Exercise materials start

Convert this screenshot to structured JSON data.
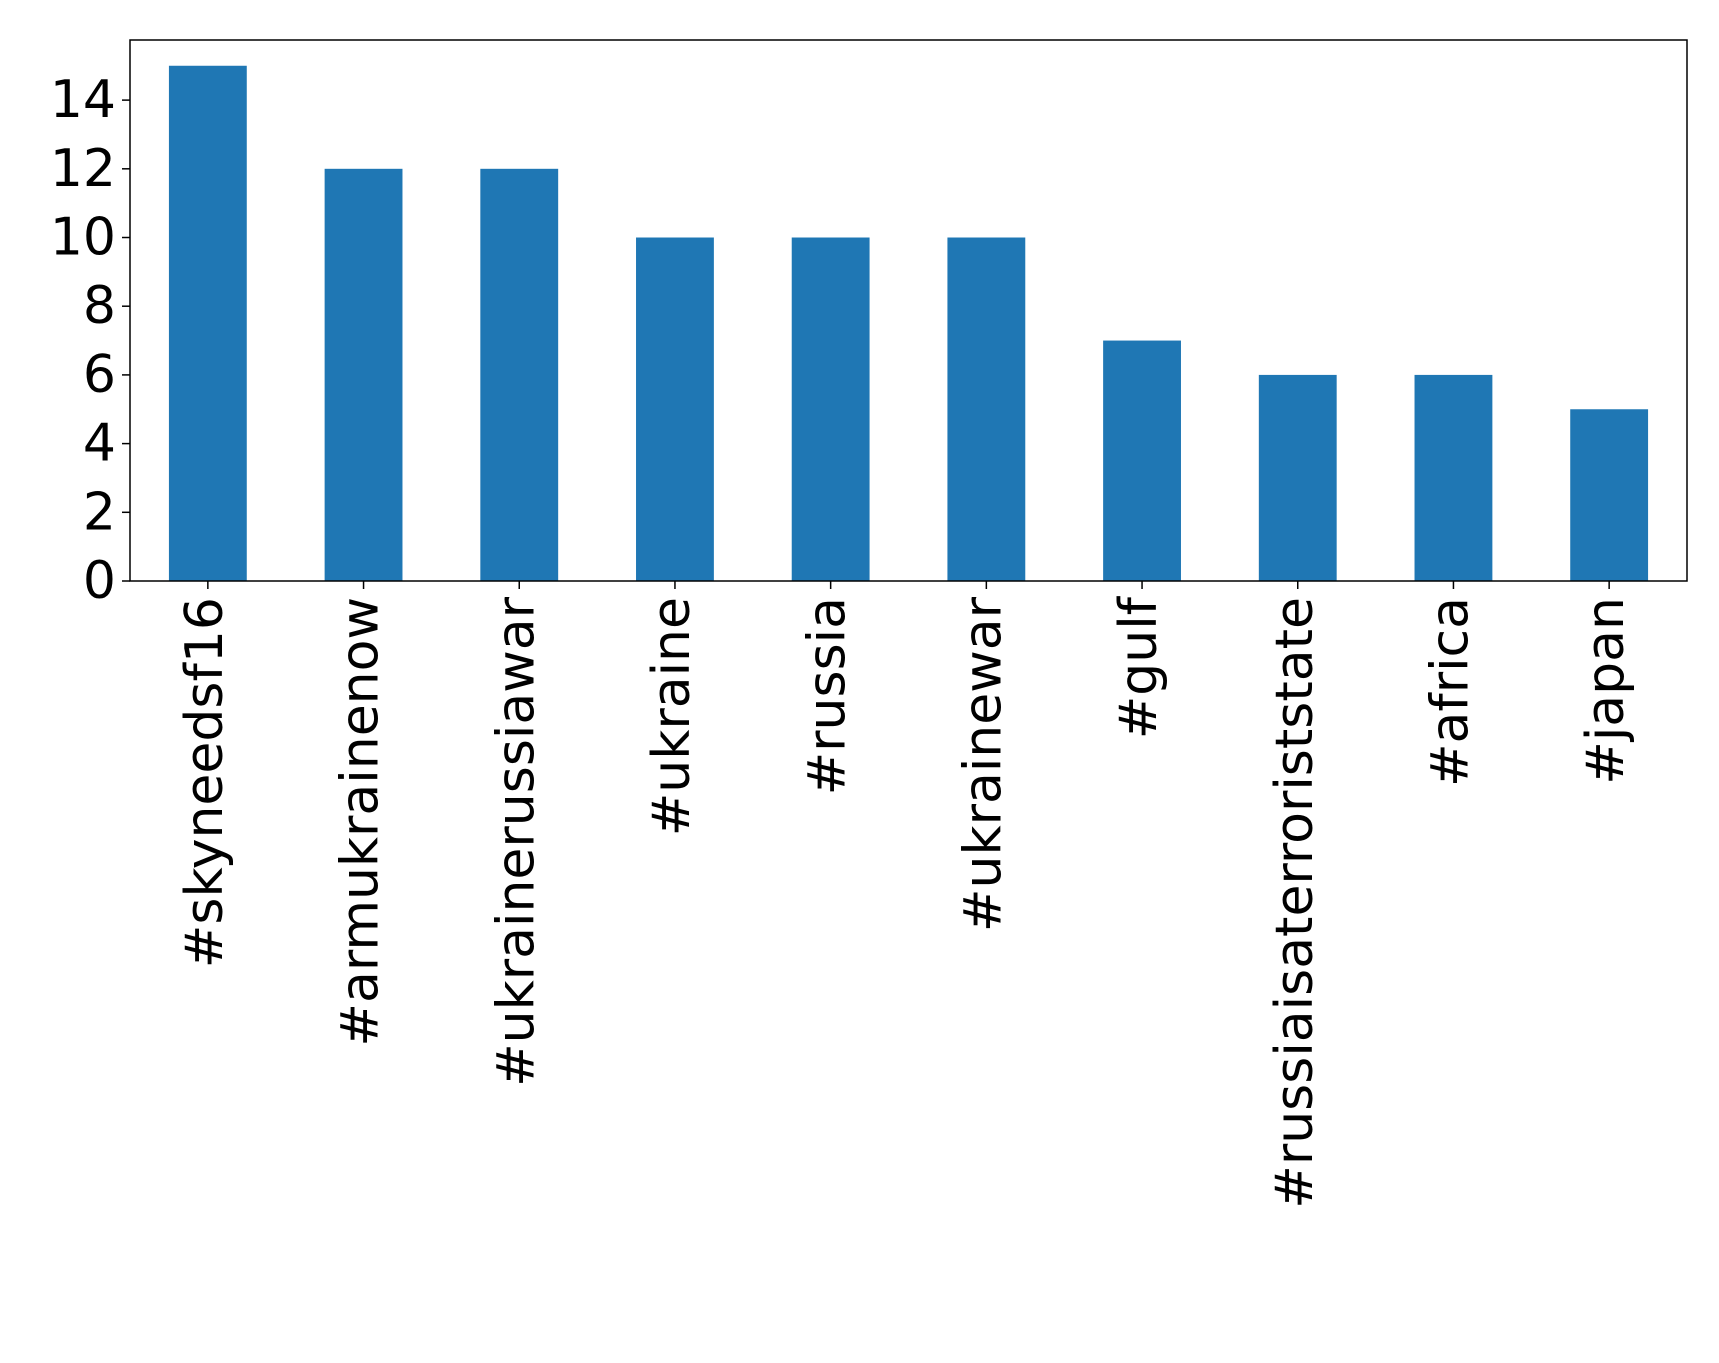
{
  "chart_data": {
    "type": "bar",
    "categories": [
      "#skyneedsf16",
      "#armukrainenow",
      "#ukrainerussiawar",
      "#ukraine",
      "#russia",
      "#ukrainewar",
      "#gulf",
      "#russiaisaterroriststate",
      "#africa",
      "#japan"
    ],
    "values": [
      15,
      12,
      12,
      10,
      10,
      10,
      7,
      6,
      6,
      5
    ],
    "color": "#1f77b4",
    "ylim": [
      0,
      15.75
    ],
    "yticks": [
      0,
      2,
      4,
      6,
      8,
      10,
      12,
      14
    ],
    "grid": false
  }
}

Exercise materials end

**Given task:**
Go through the entries above and print each one exactly, minus the pictures.

**Exercise result:**
Convert this screenshot to structured JSON data.
{
  "chart_data": {
    "type": "bar",
    "categories": [
      "#skyneedsf16",
      "#armukrainenow",
      "#ukrainerussiawar",
      "#ukraine",
      "#russia",
      "#ukrainewar",
      "#gulf",
      "#russiaisaterroriststate",
      "#africa",
      "#japan"
    ],
    "values": [
      15,
      12,
      12,
      10,
      10,
      10,
      7,
      6,
      6,
      5
    ],
    "color": "#1f77b4",
    "ylim": [
      0,
      15.75
    ],
    "yticks": [
      0,
      2,
      4,
      6,
      8,
      10,
      12,
      14
    ],
    "grid": false
  }
}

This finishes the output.